◆ **WRITTEN TASK**: Which lines hold the word "Extract"? Copy each of them.
_ _ _ _ _
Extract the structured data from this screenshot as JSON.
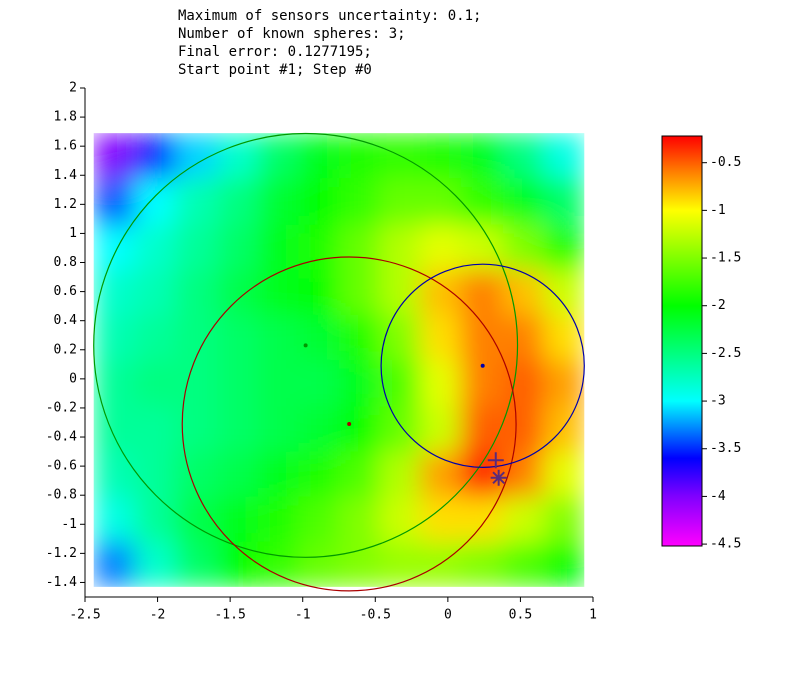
{
  "chart_data": {
    "type": "heatmap",
    "title_lines": [
      "Maximum of sensors uncertainty: 0.1;",
      "Number of known spheres: 3;",
      "Final error: 0.1277195;",
      "Start point #1; Step #0"
    ],
    "xlim": [
      -2.5,
      1
    ],
    "ylim": [
      -1.5,
      2
    ],
    "xticks": [
      -2.5,
      -2,
      -1.5,
      -1,
      -0.5,
      0,
      0.5,
      1
    ],
    "yticks": [
      2,
      1.8,
      1.6,
      1.4,
      1.2,
      1,
      0.8,
      0.6,
      0.4,
      0.2,
      0,
      -0.2,
      -0.4,
      -0.6,
      -0.8,
      -1,
      -1.2,
      -1.4
    ],
    "heatmap": {
      "x_edges": [
        -2.44,
        -2.16,
        -1.88,
        -1.59,
        -1.31,
        -1.03,
        -0.75,
        -0.47,
        -0.19,
        0.09,
        0.38,
        0.66,
        0.94
      ],
      "y_edges": [
        1.69,
        1.38,
        1.06,
        0.75,
        0.44,
        0.13,
        -0.19,
        -0.5,
        -0.81,
        -1.12,
        -1.43
      ],
      "values": [
        [
          -4.0,
          -3.5,
          -3.1,
          -2.8,
          -2.4,
          -2.1,
          -1.9,
          -1.8,
          -1.9,
          -2.1,
          -2.5,
          -2.9
        ],
        [
          -3.4,
          -3.0,
          -2.7,
          -2.5,
          -2.2,
          -2.0,
          -1.8,
          -1.6,
          -1.6,
          -1.8,
          -2.1,
          -2.4
        ],
        [
          -3.0,
          -2.8,
          -2.6,
          -2.4,
          -2.1,
          -1.9,
          -1.6,
          -1.3,
          -1.1,
          -1.2,
          -1.5,
          -1.9
        ],
        [
          -2.8,
          -2.7,
          -2.5,
          -2.3,
          -2.1,
          -2.0,
          -1.6,
          -1.3,
          -0.8,
          -0.6,
          -0.8,
          -1.2
        ],
        [
          -2.7,
          -2.6,
          -2.5,
          -2.4,
          -2.3,
          -2.2,
          -1.9,
          -1.5,
          -0.9,
          -0.6,
          -0.6,
          -0.9
        ],
        [
          -2.6,
          -2.5,
          -2.5,
          -2.4,
          -2.3,
          -2.3,
          -2.1,
          -1.7,
          -1.1,
          -0.6,
          -0.5,
          -0.7
        ],
        [
          -2.6,
          -2.6,
          -2.5,
          -2.4,
          -2.3,
          -2.2,
          -2.0,
          -1.6,
          -1.2,
          -0.5,
          -0.5,
          -0.8
        ],
        [
          -2.7,
          -2.6,
          -2.4,
          -2.3,
          -2.1,
          -1.9,
          -1.7,
          -1.3,
          -0.7,
          -0.3,
          -0.6,
          -1.1
        ],
        [
          -2.9,
          -2.6,
          -2.3,
          -2.1,
          -1.9,
          -1.7,
          -1.5,
          -1.2,
          -0.9,
          -0.9,
          -1.2,
          -1.5
        ],
        [
          -3.3,
          -2.8,
          -2.4,
          -2.0,
          -1.8,
          -1.6,
          -1.5,
          -1.4,
          -1.4,
          -1.5,
          -1.7,
          -2.0
        ]
      ]
    },
    "clim": [
      -4.52,
      -0.22
    ],
    "colorbar_ticks": [
      -0.5,
      -1,
      -1.5,
      -2,
      -2.5,
      -3,
      -3.5,
      -4,
      -4.5
    ],
    "colorscale": [
      [
        -4.52,
        "#ff00ff"
      ],
      [
        -4.0,
        "#8000ff"
      ],
      [
        -3.6,
        "#0000ff"
      ],
      [
        -3.0,
        "#00ffff"
      ],
      [
        -2.0,
        "#00ff00"
      ],
      [
        -1.0,
        "#ffff00"
      ],
      [
        -0.6,
        "#ff8000"
      ],
      [
        -0.22,
        "#ff0000"
      ]
    ],
    "circles": [
      {
        "center": [
          -0.98,
          0.23
        ],
        "radius": 1.46,
        "color": "#009900"
      },
      {
        "center": [
          -0.68,
          -0.31
        ],
        "radius": 1.15,
        "color": "#aa0000"
      },
      {
        "center": [
          0.24,
          0.09
        ],
        "radius": 0.7,
        "color": "#0000aa"
      }
    ],
    "markers": [
      {
        "x": 0.33,
        "y": -0.56,
        "symbol": "plus",
        "color": "#5a2a7a"
      },
      {
        "x": 0.35,
        "y": -0.68,
        "symbol": "star",
        "color": "#5a2a7a"
      }
    ]
  }
}
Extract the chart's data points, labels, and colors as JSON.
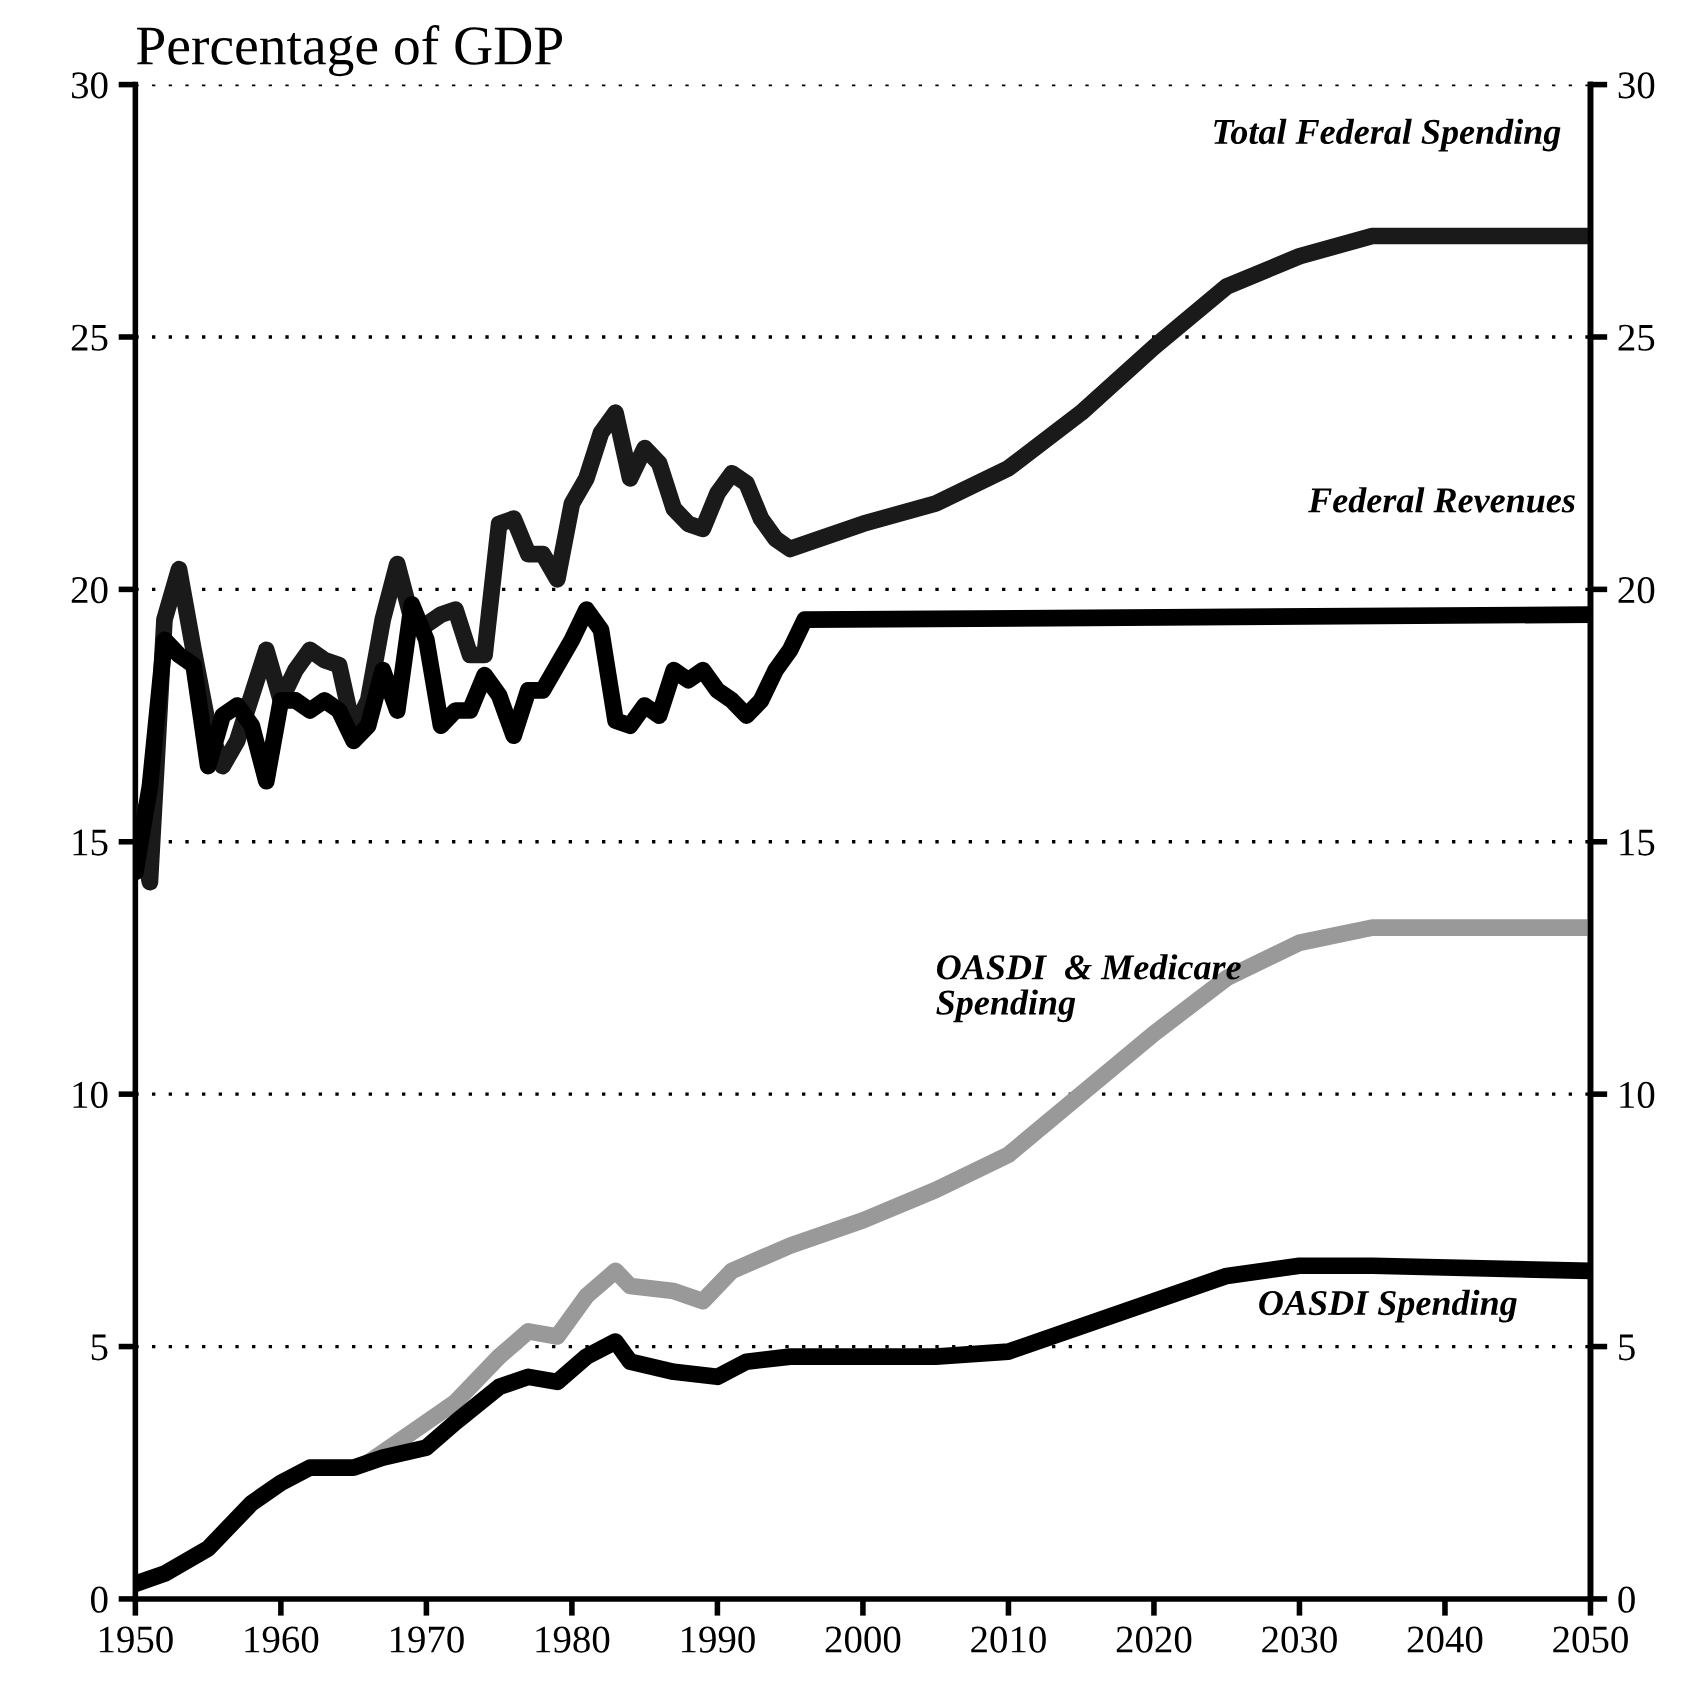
{
  "chart_data": {
    "type": "line",
    "title": "Percentage of GDP",
    "xlim": [
      1950,
      2050
    ],
    "xticks": [
      1950,
      1960,
      1970,
      1980,
      1990,
      2000,
      2010,
      2020,
      2030,
      2040,
      2050
    ],
    "ylim": [
      0,
      30
    ],
    "yticks": [
      0,
      5,
      10,
      15,
      20,
      25,
      30
    ],
    "y2lim": [
      0,
      30
    ],
    "y2ticks": [
      0,
      5,
      10,
      15,
      20,
      25,
      30
    ],
    "grid": "y",
    "legend": false,
    "line_style": "solid",
    "marker": "none",
    "series": [
      {
        "name": "Total Federal Spending",
        "color": "#1a1a1a",
        "x": [
          1950,
          1951,
          1952,
          1953,
          1954,
          1955,
          1956,
          1957,
          1958,
          1959,
          1960,
          1961,
          1962,
          1963,
          1964,
          1965,
          1966,
          1967,
          1968,
          1969,
          1970,
          1971,
          1972,
          1973,
          1974,
          1975,
          1976,
          1977,
          1978,
          1979,
          1980,
          1981,
          1982,
          1983,
          1984,
          1985,
          1986,
          1987,
          1988,
          1989,
          1990,
          1991,
          1992,
          1993,
          1994,
          1995,
          1996,
          2000,
          2005,
          2010,
          2015,
          2020,
          2025,
          2030,
          2035,
          2050
        ],
        "values": [
          15.6,
          14.2,
          19.4,
          20.4,
          18.8,
          17.3,
          16.5,
          17.0,
          17.9,
          18.8,
          17.8,
          18.4,
          18.8,
          18.6,
          18.5,
          17.2,
          17.8,
          19.4,
          20.5,
          19.4,
          19.3,
          19.5,
          19.6,
          18.7,
          18.7,
          21.3,
          21.4,
          20.7,
          20.7,
          20.2,
          21.7,
          22.2,
          23.1,
          23.5,
          22.2,
          22.8,
          22.5,
          21.6,
          21.3,
          21.2,
          21.9,
          22.3,
          22.1,
          21.4,
          21.0,
          20.8,
          20.9,
          21.3,
          21.7,
          22.4,
          23.5,
          24.8,
          26.0,
          26.6,
          27.0,
          27.0
        ]
      },
      {
        "name": "Federal Revenues",
        "color": "#000000",
        "x": [
          1950,
          1951,
          1952,
          1953,
          1954,
          1955,
          1956,
          1957,
          1958,
          1959,
          1960,
          1961,
          1962,
          1963,
          1964,
          1965,
          1966,
          1967,
          1968,
          1969,
          1970,
          1971,
          1972,
          1973,
          1974,
          1975,
          1976,
          1977,
          1978,
          1979,
          1980,
          1981,
          1982,
          1983,
          1984,
          1985,
          1986,
          1987,
          1988,
          1989,
          1990,
          1991,
          1992,
          1993,
          1994,
          1995,
          1996,
          2050
        ],
        "values": [
          14.4,
          16.1,
          19.0,
          18.7,
          18.5,
          16.5,
          17.5,
          17.7,
          17.3,
          16.2,
          17.8,
          17.8,
          17.6,
          17.8,
          17.6,
          17.0,
          17.3,
          18.4,
          17.6,
          19.7,
          19.0,
          17.3,
          17.6,
          17.6,
          18.3,
          17.9,
          17.1,
          18.0,
          18.0,
          18.5,
          19.0,
          19.6,
          19.2,
          17.4,
          17.3,
          17.7,
          17.5,
          18.4,
          18.2,
          18.4,
          18.0,
          17.8,
          17.5,
          17.8,
          18.4,
          18.8,
          19.4,
          19.5
        ]
      },
      {
        "name": "OASDI  & Medicare\nSpending",
        "color": "#999999",
        "x": [
          1966,
          1970,
          1972,
          1975,
          1977,
          1979,
          1981,
          1983,
          1984,
          1987,
          1989,
          1991,
          1995,
          2000,
          2005,
          2010,
          2015,
          2020,
          2025,
          2030,
          2035,
          2050
        ],
        "values": [
          2.7,
          3.5,
          3.9,
          4.8,
          5.3,
          5.2,
          6.0,
          6.5,
          6.2,
          6.1,
          5.9,
          6.5,
          7.0,
          7.5,
          8.1,
          8.8,
          10.0,
          11.2,
          12.3,
          13.0,
          13.3,
          13.3
        ]
      },
      {
        "name": "OASDI Spending",
        "color": "#000000",
        "x": [
          1950,
          1952,
          1955,
          1958,
          1960,
          1962,
          1965,
          1967,
          1970,
          1972,
          1975,
          1977,
          1979,
          1981,
          1983,
          1984,
          1987,
          1990,
          1992,
          1995,
          2000,
          2005,
          2010,
          2015,
          2020,
          2025,
          2030,
          2035,
          2050
        ],
        "values": [
          0.3,
          0.5,
          1.0,
          1.9,
          2.3,
          2.6,
          2.6,
          2.8,
          3.0,
          3.5,
          4.2,
          4.4,
          4.3,
          4.8,
          5.1,
          4.7,
          4.5,
          4.4,
          4.7,
          4.8,
          4.8,
          4.8,
          4.9,
          5.4,
          5.9,
          6.4,
          6.6,
          6.6,
          6.5
        ]
      }
    ]
  }
}
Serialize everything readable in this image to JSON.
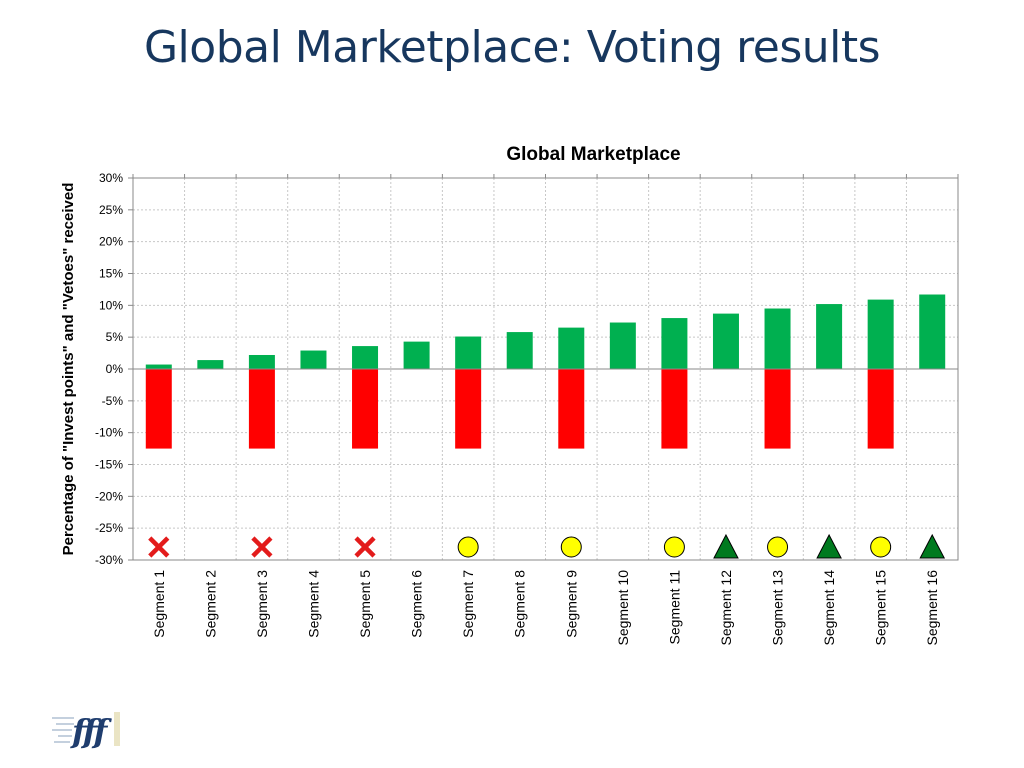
{
  "slide": {
    "title": "Global Marketplace: Voting results"
  },
  "colors": {
    "invest": "#00b050",
    "veto": "#ff0000",
    "cross": "#e31b1b",
    "circle_fill": "#ffff00",
    "triangle_fill": "#007a1f",
    "title_text": "#17375e"
  },
  "logo": {
    "text": "fff"
  },
  "chart_data": {
    "type": "bar",
    "title": "Global Marketplace",
    "ylabel": "Percentage of \"Invest points\" and \"Vetoes\" received",
    "xlabel": "",
    "ylim": [
      -30,
      30
    ],
    "yticks": [
      30,
      25,
      20,
      15,
      10,
      5,
      0,
      -5,
      -10,
      -15,
      -20,
      -25,
      -30
    ],
    "ytick_labels": [
      "30%",
      "25%",
      "20%",
      "15%",
      "10%",
      "5%",
      "0%",
      "-5%",
      "-10%",
      "-15%",
      "-20%",
      "-25%",
      "-30%"
    ],
    "grid": true,
    "categories": [
      "Segment 1",
      "Segment 2",
      "Segment 3",
      "Segment 4",
      "Segment 5",
      "Segment 6",
      "Segment 7",
      "Segment 8",
      "Segment 9",
      "Segment 10",
      "Segment 11",
      "Segment 12",
      "Segment 13",
      "Segment 14",
      "Segment 15",
      "Segment 16"
    ],
    "series": [
      {
        "key": "invest",
        "values": [
          0.7,
          1.4,
          2.2,
          2.9,
          3.6,
          4.3,
          5.1,
          5.8,
          6.5,
          7.3,
          8.0,
          8.7,
          9.5,
          10.2,
          10.9,
          11.7
        ]
      },
      {
        "key": "veto",
        "values": [
          -12.5,
          0,
          -12.5,
          0,
          -12.5,
          0,
          -12.5,
          0,
          -12.5,
          0,
          -12.5,
          0,
          -12.5,
          0,
          -12.5,
          0
        ]
      }
    ],
    "markers": [
      "cross",
      null,
      "cross",
      null,
      "cross",
      null,
      "circle",
      null,
      "circle",
      null,
      "circle",
      "triangle",
      "circle",
      "triangle",
      "circle",
      "triangle"
    ]
  }
}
_ _ _ _ _
◆ **SOLUTION BELOW**:
Extract the structured data from this screenshot as JSON.
Extract the chart's data points, labels, and colors as JSON.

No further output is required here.